**Aufgaben**
A) Prüfe, ob die folgenden Aussagen mit dem Textauszug übereinstimmen, und antworte jeweils mit Ja oder Nein sowie den entscheidenden Worten des Textauszugs als wörtliches Zitat: (i) Am ersten Entwurf arbeiten auch Fachleute aus der Forschung mit. (ii) Die Ackerbaustrategie soll im Frühjahr 2019 vorgelegt werden. (iii) Der Arbeitsstand soll schon vor Abschluss der Vorarbeiten öffentlich diskutiert werden.
B) Gib den Abschnitt des Textauszugs wortgetreu wieder, der mit „Klöckner: Zusammen mit“ beginnt und mit „Herbst 2019 vorlegen.“ endet.

**Textauszug**
──────────────────────────────

Klöckner: Zusammen mit Fachleuten aus der Forschung, dem Bund und den Ländern arbeiten wir intensiv an einem ersten Entwurf. Ich lege Wert darauf, dass diese Arbeiten sehr sorgfältig und breit abgestimmt durchgeführt werden. Nachdem diese Vorarbeiten abgeschlossen sind, werden wir unseren Arbeitsstand in die öffentliche Diskussion einbringen. Das Ergebnis, die Ackerbaustrategie, möchte ich im Herbst 2019 vorlegen.

 In diesem Zusammenhang: Wird die Formulierung der „Guten fachlichen Praxis“ künftig Vorschriften zur vielfältigen Fruchtfolge enthalten?

──────────────────────────────

**Datenzeilen**

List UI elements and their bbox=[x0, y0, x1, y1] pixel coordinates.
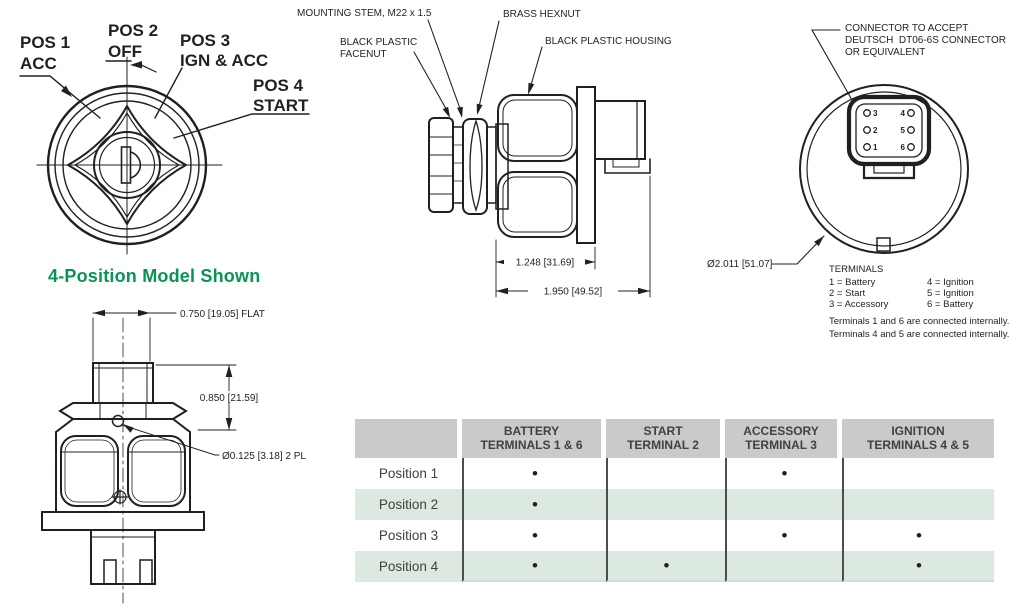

──────────────────────────────

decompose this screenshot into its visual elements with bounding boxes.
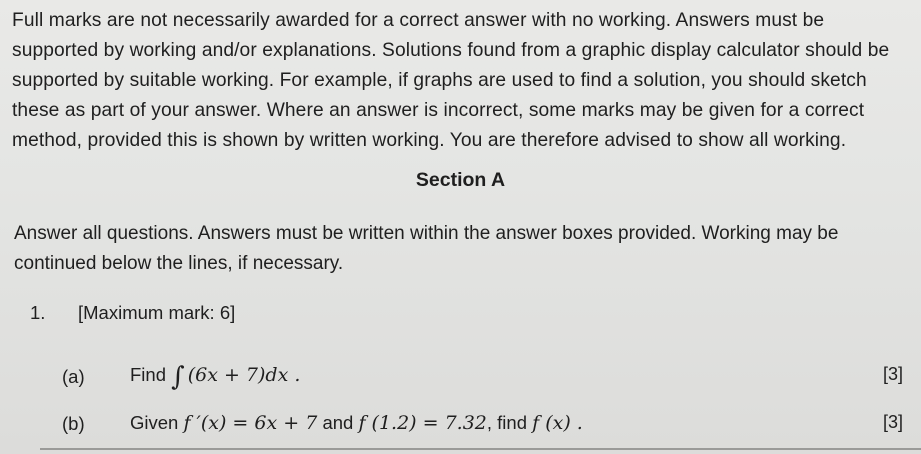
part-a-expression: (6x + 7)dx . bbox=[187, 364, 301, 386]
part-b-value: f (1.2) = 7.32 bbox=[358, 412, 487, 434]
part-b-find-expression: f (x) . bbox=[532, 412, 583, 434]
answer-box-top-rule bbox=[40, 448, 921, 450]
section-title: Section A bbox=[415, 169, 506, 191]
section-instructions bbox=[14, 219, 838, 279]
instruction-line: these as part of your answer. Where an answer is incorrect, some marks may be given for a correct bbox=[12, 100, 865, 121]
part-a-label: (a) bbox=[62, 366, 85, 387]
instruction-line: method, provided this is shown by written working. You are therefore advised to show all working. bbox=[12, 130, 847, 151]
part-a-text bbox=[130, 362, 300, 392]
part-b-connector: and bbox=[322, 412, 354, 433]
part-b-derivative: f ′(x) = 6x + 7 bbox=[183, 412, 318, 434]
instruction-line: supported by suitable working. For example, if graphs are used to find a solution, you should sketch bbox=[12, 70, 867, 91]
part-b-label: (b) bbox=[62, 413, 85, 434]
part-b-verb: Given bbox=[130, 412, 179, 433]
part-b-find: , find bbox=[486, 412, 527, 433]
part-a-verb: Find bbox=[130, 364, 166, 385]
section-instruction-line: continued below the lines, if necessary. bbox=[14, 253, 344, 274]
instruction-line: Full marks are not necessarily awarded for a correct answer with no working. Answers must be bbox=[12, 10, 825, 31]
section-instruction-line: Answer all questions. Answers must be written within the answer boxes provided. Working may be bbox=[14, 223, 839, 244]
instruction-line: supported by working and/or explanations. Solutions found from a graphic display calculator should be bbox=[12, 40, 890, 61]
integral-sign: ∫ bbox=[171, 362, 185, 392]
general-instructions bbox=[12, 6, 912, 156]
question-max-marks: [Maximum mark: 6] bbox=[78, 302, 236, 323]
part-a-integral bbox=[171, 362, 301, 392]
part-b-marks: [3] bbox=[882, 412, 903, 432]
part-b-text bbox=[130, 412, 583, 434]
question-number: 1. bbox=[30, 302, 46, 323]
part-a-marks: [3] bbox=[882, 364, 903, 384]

──────────────────────────────

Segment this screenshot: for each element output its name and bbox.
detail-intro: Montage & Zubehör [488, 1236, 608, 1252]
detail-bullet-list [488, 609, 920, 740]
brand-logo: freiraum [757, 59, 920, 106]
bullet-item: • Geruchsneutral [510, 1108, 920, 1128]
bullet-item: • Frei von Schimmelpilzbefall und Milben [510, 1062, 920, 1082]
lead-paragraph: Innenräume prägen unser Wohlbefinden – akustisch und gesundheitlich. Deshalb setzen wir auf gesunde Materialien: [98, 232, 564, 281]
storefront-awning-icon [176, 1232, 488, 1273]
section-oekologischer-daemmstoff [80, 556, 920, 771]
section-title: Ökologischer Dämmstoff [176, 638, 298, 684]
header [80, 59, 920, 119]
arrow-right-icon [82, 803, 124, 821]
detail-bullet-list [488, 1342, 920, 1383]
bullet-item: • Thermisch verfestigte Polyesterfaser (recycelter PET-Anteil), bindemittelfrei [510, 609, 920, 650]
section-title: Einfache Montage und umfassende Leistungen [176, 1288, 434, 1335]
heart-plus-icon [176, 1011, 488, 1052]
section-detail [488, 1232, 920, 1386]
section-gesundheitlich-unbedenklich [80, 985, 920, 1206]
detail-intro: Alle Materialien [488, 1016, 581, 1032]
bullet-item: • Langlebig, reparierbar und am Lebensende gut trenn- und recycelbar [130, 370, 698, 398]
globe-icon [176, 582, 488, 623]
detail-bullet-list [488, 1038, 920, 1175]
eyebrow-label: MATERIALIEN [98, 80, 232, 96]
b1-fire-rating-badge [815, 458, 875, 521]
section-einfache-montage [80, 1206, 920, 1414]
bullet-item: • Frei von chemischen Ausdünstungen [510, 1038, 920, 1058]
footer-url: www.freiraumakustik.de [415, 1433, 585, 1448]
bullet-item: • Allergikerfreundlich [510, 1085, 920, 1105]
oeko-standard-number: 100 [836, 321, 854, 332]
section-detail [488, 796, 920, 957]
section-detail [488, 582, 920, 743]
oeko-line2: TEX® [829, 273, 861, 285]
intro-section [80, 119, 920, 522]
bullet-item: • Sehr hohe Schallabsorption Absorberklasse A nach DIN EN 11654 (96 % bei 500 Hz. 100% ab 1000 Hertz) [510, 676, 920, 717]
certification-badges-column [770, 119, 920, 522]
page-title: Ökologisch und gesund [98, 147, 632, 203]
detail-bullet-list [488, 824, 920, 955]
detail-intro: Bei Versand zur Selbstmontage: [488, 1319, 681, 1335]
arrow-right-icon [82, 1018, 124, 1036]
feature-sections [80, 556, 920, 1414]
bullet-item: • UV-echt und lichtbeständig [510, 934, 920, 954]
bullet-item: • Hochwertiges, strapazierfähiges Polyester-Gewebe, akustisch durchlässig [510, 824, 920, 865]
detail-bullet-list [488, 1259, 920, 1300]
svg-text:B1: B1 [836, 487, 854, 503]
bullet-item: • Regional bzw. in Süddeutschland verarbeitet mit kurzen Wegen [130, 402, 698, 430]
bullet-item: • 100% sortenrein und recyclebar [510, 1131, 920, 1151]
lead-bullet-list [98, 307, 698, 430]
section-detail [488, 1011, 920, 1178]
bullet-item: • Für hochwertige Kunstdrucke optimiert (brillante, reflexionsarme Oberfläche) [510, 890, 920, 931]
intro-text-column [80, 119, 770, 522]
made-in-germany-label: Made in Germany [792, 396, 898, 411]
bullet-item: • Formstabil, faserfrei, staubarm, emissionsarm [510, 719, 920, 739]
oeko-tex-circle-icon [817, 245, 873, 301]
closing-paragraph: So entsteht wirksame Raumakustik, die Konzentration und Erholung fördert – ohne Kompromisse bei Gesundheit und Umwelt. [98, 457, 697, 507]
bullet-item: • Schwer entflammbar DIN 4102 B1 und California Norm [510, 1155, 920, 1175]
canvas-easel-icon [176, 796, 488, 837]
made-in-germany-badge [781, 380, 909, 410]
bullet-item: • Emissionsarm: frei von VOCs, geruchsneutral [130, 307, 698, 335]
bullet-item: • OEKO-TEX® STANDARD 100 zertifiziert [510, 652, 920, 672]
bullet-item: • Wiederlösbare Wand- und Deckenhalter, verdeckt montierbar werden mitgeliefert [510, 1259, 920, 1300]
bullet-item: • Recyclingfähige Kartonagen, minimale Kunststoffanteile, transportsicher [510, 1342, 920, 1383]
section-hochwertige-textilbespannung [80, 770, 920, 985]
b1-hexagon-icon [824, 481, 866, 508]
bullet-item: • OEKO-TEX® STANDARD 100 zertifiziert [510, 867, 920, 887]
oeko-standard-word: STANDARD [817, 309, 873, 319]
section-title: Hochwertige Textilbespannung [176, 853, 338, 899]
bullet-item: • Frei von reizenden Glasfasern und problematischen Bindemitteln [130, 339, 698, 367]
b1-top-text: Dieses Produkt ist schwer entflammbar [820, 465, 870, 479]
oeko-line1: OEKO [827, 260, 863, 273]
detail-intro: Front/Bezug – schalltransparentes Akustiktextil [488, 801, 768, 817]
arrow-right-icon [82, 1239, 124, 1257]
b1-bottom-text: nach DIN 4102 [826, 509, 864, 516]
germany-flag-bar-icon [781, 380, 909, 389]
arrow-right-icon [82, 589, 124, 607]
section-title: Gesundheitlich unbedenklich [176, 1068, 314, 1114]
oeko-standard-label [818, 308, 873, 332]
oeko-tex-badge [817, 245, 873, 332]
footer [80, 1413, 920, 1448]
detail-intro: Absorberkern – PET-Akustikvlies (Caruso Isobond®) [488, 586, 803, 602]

──────────────────────────────

**Lösungen**
A)
(i) Ja: „Zusammen mit Fachleuten aus der Forschung, dem Bund und den Ländern arbeiten wir intensiv an einem ersten Entwurf.“
(ii) Nein: „Das Ergebnis, die Ackerbaustrategie, möchte ich im Herbst 2019 vorlegen.“
(iii) Nein: „Nachdem diese Vorarbeiten abgeschlossen sind, werden wir unseren Arbeitsstand in die öffentliche Diskussion einbringen.“

B)
Klöckner: Zusammen mit Fachleuten aus der Forschung, dem Bund und den Ländern arbeiten wir intensiv an einem ersten Entwurf. Ich lege Wert darauf, dass diese Arbeiten sehr sorgfältig und breit abgestimmt durchgeführt werden. Nachdem diese Vorarbeiten abgeschlossen sind, werden wir unseren Arbeitsstand in die öffentliche Diskussion einbringen. Das Ergebnis, die Ackerbaustrategie, möchte ich im Herbst 2019 vorlegen.